**DATASET CONTENT**
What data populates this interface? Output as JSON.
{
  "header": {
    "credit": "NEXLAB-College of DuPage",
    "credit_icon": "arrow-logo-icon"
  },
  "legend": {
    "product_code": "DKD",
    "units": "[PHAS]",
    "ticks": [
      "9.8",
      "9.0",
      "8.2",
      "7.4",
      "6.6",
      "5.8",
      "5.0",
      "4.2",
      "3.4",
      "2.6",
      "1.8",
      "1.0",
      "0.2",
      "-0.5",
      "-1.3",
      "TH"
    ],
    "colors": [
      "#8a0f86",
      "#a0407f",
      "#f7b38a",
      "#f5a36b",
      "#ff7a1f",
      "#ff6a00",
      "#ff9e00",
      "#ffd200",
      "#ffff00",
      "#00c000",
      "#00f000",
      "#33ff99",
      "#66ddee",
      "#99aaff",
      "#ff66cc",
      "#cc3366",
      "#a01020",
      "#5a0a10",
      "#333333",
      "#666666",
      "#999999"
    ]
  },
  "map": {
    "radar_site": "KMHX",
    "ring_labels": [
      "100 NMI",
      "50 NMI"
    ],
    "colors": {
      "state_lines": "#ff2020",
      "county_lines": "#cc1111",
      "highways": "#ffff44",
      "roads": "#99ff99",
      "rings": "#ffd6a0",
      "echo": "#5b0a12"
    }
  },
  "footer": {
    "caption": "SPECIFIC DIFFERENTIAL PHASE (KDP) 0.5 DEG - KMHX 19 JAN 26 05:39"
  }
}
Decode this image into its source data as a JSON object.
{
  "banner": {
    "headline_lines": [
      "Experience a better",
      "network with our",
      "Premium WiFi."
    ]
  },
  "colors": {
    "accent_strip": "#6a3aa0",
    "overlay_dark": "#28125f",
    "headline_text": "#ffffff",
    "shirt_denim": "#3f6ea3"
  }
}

**GOAL**
Give back exactly the lines from the line holding "Decode this image" through the last line of the listing, including both.

**WORKED ANSWER**
Decode this image into its source data as a JSON object.
{
  "banner": {
    "headline_lines": [
      "Experience a better",
      "network with our",
      "Premium WiFi."
    ]
  },
  "colors": {
    "accent_strip": "#6a3aa0",
    "overlay_dark": "#28125f",
    "headline_text": "#ffffff",
    "shirt_denim": "#3f6ea3"
  }
}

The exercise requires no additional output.